### TASK DIRECTIONS
State the number of lines that contain "seconds", with no other text.

### SUPPLIED DATA
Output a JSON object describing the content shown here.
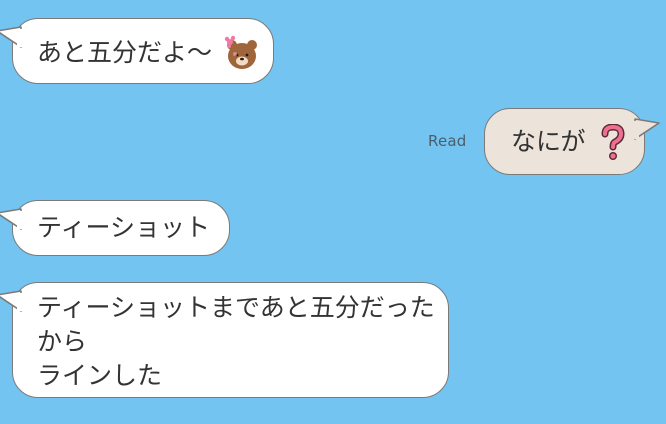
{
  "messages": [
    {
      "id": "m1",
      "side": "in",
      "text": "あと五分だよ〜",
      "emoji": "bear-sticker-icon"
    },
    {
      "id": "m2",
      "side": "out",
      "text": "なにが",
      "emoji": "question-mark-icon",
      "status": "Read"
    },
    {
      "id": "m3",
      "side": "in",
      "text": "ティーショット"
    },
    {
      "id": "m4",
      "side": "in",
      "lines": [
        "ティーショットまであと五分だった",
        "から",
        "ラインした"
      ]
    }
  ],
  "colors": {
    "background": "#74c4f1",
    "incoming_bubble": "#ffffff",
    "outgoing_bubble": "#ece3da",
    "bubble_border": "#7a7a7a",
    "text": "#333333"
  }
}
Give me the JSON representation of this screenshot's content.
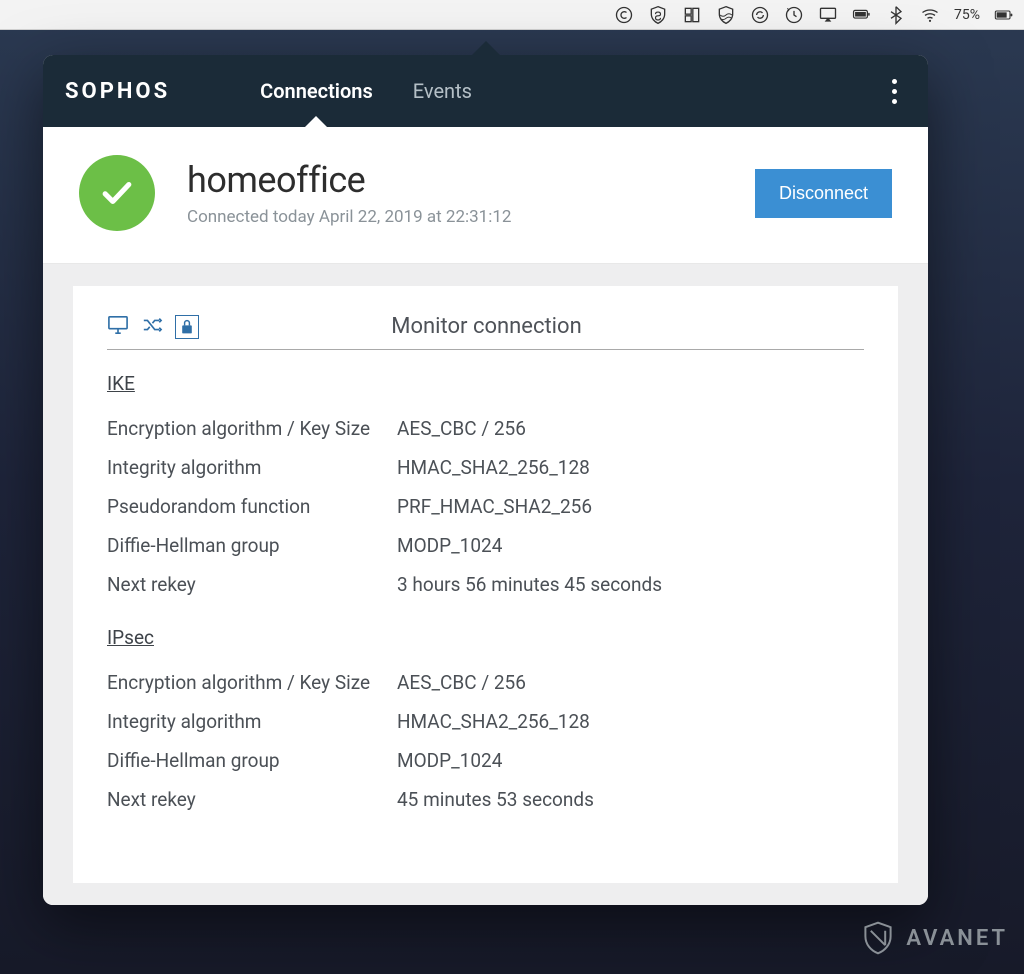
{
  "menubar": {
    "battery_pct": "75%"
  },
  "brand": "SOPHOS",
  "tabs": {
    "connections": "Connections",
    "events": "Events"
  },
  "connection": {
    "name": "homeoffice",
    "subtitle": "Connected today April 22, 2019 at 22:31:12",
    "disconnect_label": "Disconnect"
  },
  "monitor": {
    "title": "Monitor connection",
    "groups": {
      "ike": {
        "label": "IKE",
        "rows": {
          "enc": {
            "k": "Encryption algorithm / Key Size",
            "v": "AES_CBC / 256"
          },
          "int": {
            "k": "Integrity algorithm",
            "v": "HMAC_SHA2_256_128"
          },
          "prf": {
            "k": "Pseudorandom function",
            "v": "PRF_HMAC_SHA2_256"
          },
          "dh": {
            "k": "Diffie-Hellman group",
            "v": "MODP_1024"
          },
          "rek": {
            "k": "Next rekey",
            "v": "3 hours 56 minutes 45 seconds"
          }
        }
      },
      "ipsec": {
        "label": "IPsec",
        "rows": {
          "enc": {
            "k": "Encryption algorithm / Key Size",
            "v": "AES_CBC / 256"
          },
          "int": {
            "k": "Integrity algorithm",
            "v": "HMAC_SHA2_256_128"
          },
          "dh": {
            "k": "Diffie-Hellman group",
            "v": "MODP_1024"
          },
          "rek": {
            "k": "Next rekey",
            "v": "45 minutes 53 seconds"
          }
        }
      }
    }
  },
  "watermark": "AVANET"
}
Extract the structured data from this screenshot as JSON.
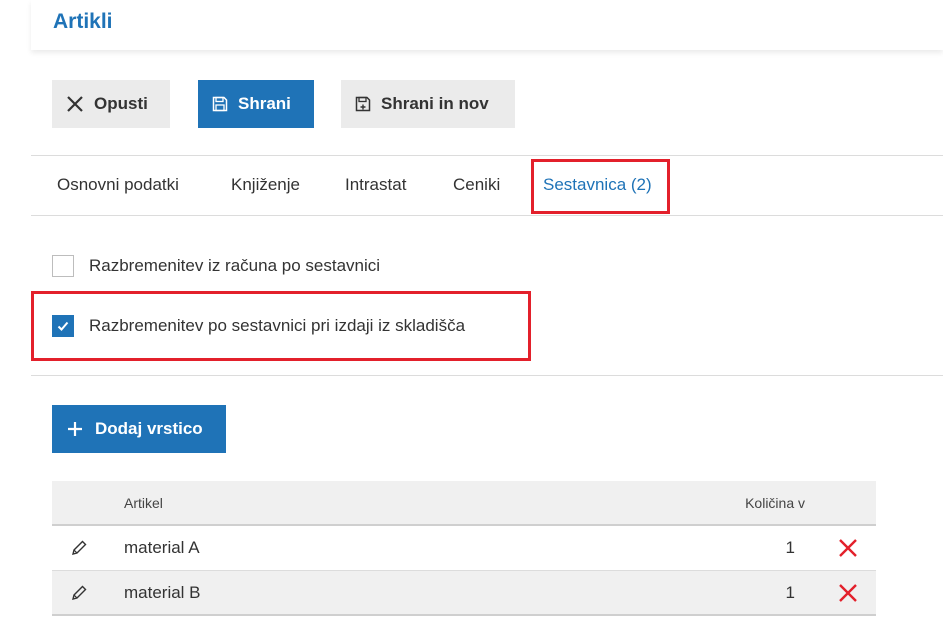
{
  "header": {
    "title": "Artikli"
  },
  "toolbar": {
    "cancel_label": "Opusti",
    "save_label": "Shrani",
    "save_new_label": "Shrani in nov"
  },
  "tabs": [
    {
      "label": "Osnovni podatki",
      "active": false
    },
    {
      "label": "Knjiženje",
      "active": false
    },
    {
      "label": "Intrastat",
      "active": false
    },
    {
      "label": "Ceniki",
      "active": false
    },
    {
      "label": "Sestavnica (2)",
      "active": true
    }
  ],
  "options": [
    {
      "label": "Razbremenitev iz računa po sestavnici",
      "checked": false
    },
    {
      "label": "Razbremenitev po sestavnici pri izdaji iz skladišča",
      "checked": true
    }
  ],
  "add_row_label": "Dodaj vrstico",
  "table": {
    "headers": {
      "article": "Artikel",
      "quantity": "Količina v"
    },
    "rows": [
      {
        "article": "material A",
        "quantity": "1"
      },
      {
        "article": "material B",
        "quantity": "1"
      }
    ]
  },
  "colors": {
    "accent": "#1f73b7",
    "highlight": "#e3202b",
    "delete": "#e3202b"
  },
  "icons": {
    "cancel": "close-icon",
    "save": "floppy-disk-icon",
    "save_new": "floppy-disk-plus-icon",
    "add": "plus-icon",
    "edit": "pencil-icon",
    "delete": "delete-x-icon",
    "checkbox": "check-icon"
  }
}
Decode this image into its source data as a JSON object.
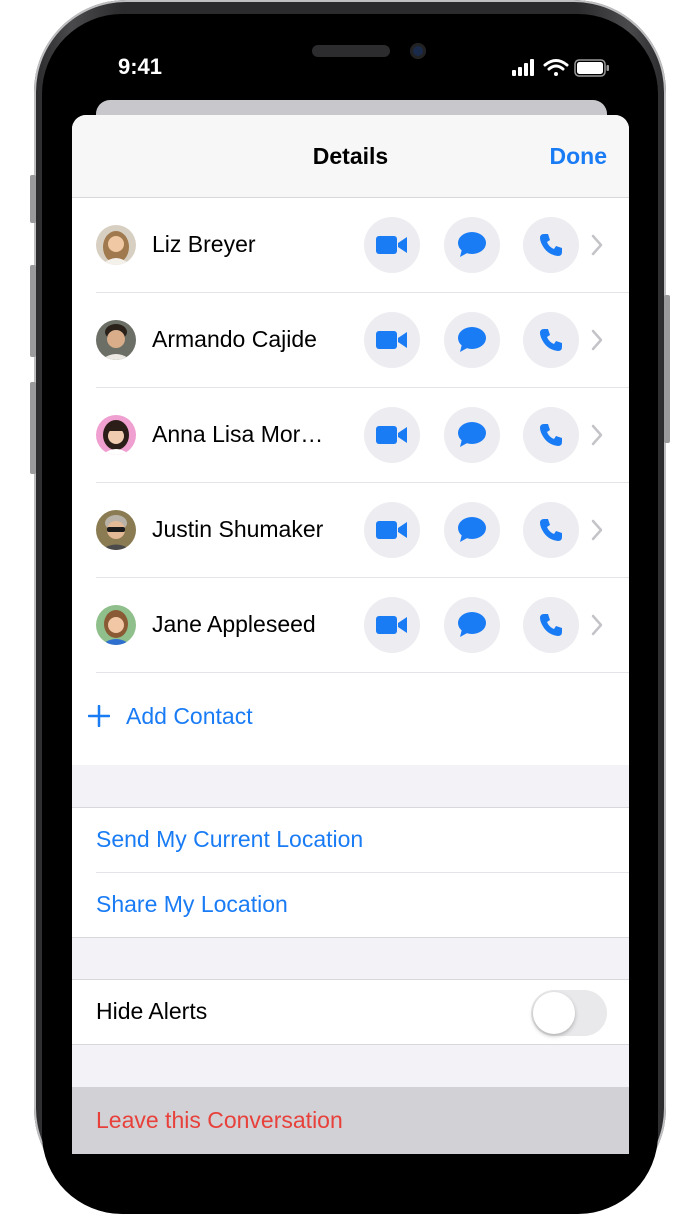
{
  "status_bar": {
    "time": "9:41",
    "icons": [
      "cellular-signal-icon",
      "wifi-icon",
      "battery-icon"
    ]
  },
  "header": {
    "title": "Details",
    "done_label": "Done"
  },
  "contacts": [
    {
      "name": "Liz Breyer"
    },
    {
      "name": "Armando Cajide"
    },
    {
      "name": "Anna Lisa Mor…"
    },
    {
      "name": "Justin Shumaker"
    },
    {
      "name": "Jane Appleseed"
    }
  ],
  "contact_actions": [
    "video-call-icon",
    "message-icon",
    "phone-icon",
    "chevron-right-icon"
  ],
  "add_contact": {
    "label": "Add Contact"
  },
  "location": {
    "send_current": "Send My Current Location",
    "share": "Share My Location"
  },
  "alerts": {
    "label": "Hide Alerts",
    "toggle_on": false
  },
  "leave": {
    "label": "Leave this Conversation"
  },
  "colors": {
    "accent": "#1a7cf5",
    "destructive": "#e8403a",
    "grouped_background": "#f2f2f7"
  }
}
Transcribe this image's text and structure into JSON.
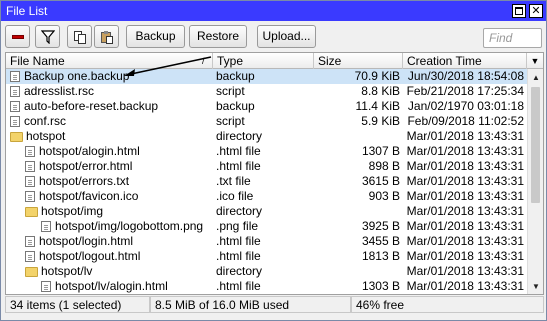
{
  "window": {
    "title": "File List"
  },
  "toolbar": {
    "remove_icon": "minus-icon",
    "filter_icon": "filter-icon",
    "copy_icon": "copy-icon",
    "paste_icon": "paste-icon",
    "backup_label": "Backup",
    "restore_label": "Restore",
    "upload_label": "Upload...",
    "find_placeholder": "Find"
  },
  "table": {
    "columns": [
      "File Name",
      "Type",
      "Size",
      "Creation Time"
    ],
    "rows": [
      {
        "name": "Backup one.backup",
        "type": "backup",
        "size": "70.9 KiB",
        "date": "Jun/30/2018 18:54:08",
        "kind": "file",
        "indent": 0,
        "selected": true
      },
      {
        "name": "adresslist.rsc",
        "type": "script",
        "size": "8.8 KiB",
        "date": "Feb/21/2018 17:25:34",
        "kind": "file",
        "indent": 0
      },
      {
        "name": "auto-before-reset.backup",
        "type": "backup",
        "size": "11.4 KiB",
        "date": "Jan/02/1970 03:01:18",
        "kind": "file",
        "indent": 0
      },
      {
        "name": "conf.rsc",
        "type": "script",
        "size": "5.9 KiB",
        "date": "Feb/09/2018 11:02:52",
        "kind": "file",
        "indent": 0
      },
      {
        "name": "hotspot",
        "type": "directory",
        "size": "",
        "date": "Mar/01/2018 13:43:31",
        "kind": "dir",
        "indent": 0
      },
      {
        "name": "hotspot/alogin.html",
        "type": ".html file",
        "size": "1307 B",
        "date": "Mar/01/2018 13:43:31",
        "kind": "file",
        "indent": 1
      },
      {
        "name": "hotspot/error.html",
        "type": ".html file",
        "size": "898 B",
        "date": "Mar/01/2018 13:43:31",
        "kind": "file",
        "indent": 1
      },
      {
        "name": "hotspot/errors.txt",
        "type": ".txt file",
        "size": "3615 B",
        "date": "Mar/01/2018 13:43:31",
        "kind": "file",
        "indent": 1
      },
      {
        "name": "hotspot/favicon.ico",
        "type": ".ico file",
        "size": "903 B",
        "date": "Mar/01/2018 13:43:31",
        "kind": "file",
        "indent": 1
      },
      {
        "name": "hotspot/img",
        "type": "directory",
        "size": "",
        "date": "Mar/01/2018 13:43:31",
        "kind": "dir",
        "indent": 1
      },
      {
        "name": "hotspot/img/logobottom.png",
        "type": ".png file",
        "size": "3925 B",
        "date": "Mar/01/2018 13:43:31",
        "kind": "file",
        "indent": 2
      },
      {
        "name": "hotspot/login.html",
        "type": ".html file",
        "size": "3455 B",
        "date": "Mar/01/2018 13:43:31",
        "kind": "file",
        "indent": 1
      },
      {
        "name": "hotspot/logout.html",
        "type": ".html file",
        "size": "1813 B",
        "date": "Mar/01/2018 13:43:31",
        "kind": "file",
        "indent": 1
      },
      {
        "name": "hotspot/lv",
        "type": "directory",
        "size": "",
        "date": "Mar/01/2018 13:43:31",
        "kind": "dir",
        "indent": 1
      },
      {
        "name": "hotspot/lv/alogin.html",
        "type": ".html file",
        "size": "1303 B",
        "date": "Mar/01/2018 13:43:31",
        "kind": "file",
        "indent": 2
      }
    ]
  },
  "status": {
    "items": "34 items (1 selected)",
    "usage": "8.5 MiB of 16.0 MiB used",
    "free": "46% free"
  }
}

### RESULT
2